#### Exercise data
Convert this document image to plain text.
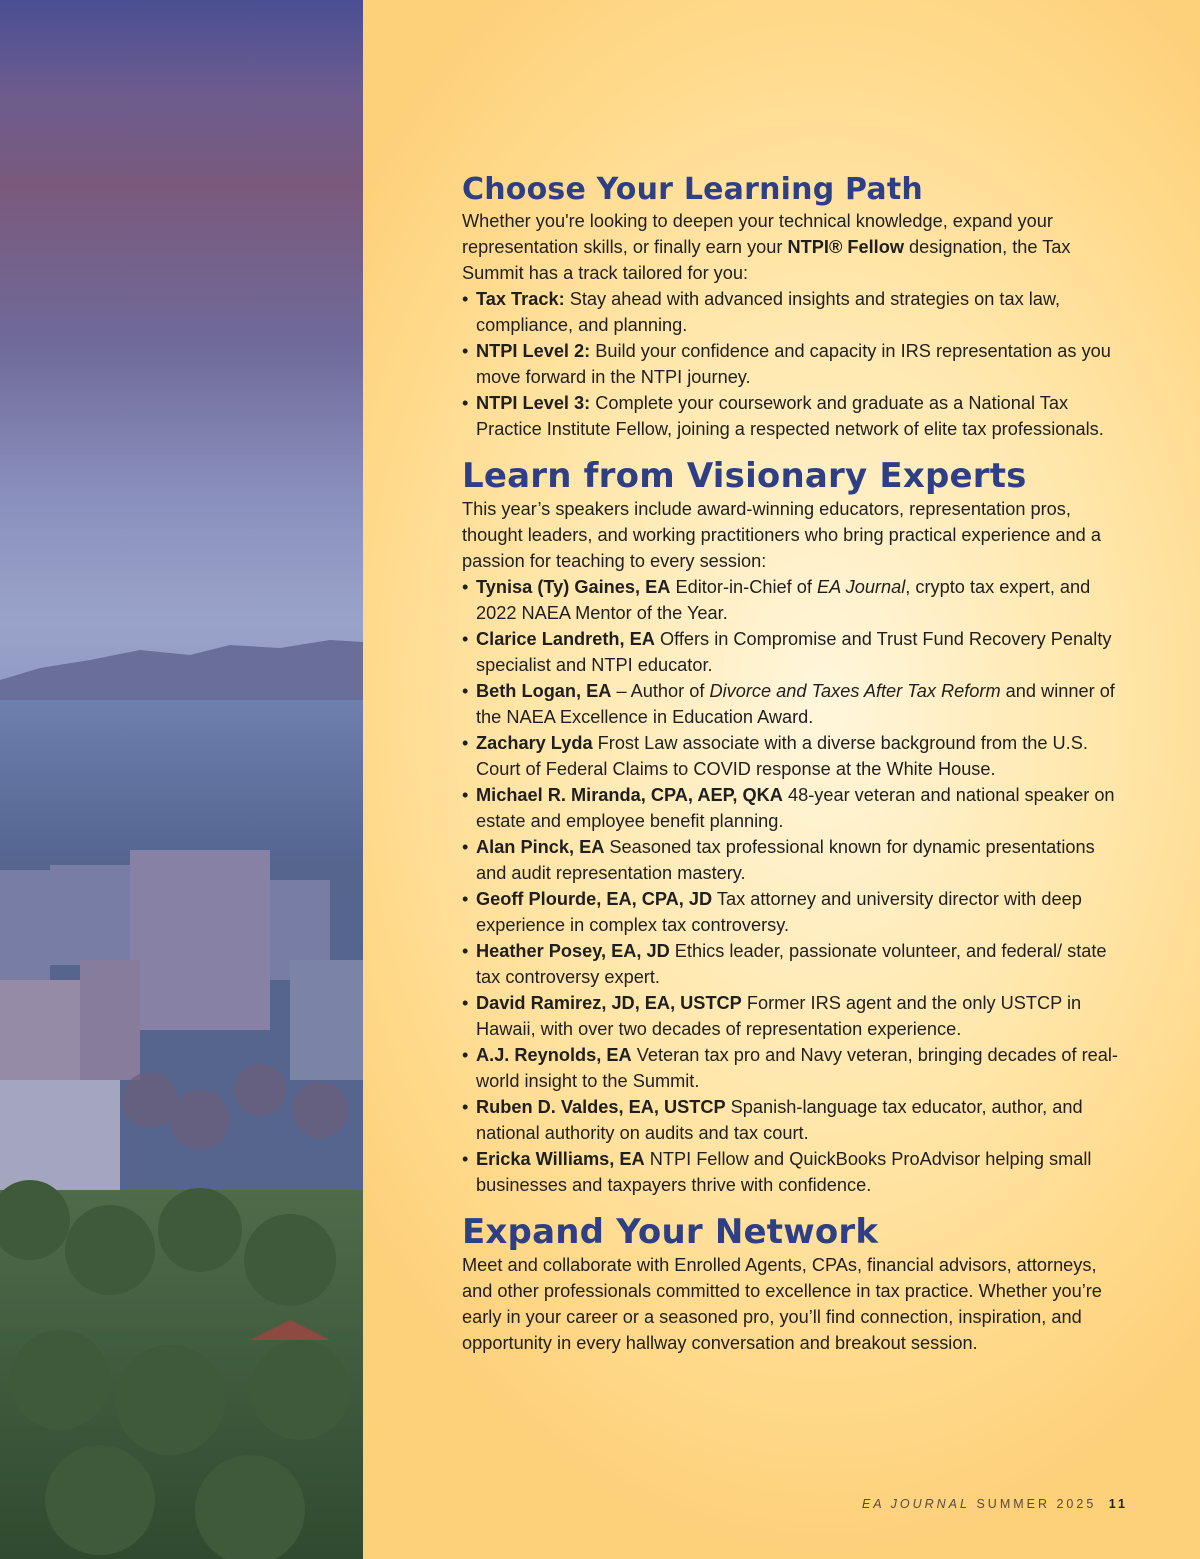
Choose Your Learning Path

Whether you're looking to deepen your technical knowledge, expand your representation skills, or finally earn your NTPI® Fellow designation, the Tax Summit has a track tailored for you:

• Tax Track: Stay ahead with advanced insights and strategies on tax law, compliance, and planning.
• NTPI Level 2: Build your confidence and capacity in IRS representation as you move forward in the NTPI journey.
• NTPI Level 3: Complete your coursework and graduate as a National Tax Practice Institute Fellow, joining a respected network of elite tax professionals.
Learn from Visionary Experts

This year’s speakers include award-winning educators, representation pros, thought leaders, and working practitioners who bring practical experience and a passion for teaching to every session:

• Tynisa (Ty) Gaines, EA Editor-in-Chief of EA Journal, crypto tax expert, and 2022 NAEA Mentor of the Year.
• Clarice Landreth, EA Offers in Compromise and Trust Fund Recovery Penalty specialist and NTPI educator.
• Beth Logan, EA – Author of Divorce and Taxes After Tax Reform and winner of the NAEA Excellence in Education Award.
• Zachary Lyda Frost Law associate with a diverse background from the U.S. Court of Federal Claims to COVID response at the White House.
• Michael R. Miranda, CPA, AEP, QKA 48-year veteran and national speaker on estate and employee benefit planning.
• Alan Pinck, EA Seasoned tax professional known for dynamic presentations and audit representation mastery.
• Geoff Plourde, EA, CPA, JD Tax attorney and university director with deep experience in complex tax controversy.
• Heather Posey, EA, JD Ethics leader, passionate volunteer, and federal/ state tax controversy expert.
• David Ramirez, JD, EA, USTCP Former IRS agent and the only USTCP in Hawaii, with over two decades of representation experience.
• A.J. Reynolds, EA Veteran tax pro and Navy veteran, bringing decades of real-world insight to the Summit.
• Ruben D. Valdes, EA, USTCP Spanish-language tax educator, author, and national authority on audits and tax court.
• Ericka Williams, EA NTPI Fellow and QuickBooks ProAdvisor helping small businesses and taxpayers thrive with confidence.
Expand Your Network

Meet and collaborate with Enrolled Agents, CPAs, financial advisors, attorneys, and other professionals committed to excellence in tax practice. Whether you’re early in your career or a seasoned pro, you’ll find connection, inspiration, and opportunity in every hallway conversation and breakout session.

EA JOURNAL SUMMER 2025 11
########
**Objective**
Omit the pictures and give the material again, exactly and in full.

**Response**
Convert this document image to plain text.
Choose Your Learning Path

Whether you're looking to deepen your technical knowledge, expand your representation skills, or finally earn your NTPI® Fellow designation, the Tax Summit has a track tailored for you:

• Tax Track: Stay ahead with advanced insights and strategies on tax law, compliance, and planning.
• NTPI Level 2: Build your confidence and capacity in IRS representation as you move forward in the NTPI journey.
• NTPI Level 3: Complete your coursework and graduate as a National Tax Practice Institute Fellow, joining a respected network of elite tax professionals.
Learn from Visionary Experts

This year’s speakers include award-winning educators, representation pros, thought leaders, and working practitioners who bring practical experience and a passion for teaching to every session:

• Tynisa (Ty) Gaines, EA Editor-in-Chief of EA Journal, crypto tax expert, and 2022 NAEA Mentor of the Year.
• Clarice Landreth, EA Offers in Compromise and Trust Fund Recovery Penalty specialist and NTPI educator.
• Beth Logan, EA – Author of Divorce and Taxes After Tax Reform and winner of the NAEA Excellence in Education Award.
• Zachary Lyda Frost Law associate with a diverse background from the U.S. Court of Federal Claims to COVID response at the White House.
• Michael R. Miranda, CPA, AEP, QKA 48-year veteran and national speaker on estate and employee benefit planning.
• Alan Pinck, EA Seasoned tax professional known for dynamic presentations and audit representation mastery.
• Geoff Plourde, EA, CPA, JD Tax attorney and university director with deep experience in complex tax controversy.
• Heather Posey, EA, JD Ethics leader, passionate volunteer, and federal/ state tax controversy expert.
• David Ramirez, JD, EA, USTCP Former IRS agent and the only USTCP in Hawaii, with over two decades of representation experience.
• A.J. Reynolds, EA Veteran tax pro and Navy veteran, bringing decades of real-world insight to the Summit.
• Ruben D. Valdes, EA, USTCP Spanish-language tax educator, author, and national authority on audits and tax court.
• Ericka Williams, EA NTPI Fellow and QuickBooks ProAdvisor helping small businesses and taxpayers thrive with confidence.
Expand Your Network

Meet and collaborate with Enrolled Agents, CPAs, financial advisors, attorneys, and other professionals committed to excellence in tax practice. Whether you’re early in your career or a seasoned pro, you’ll find connection, inspiration, and opportunity in every hallway conversation and breakout session.

EA JOURNAL SUMMER 2025 11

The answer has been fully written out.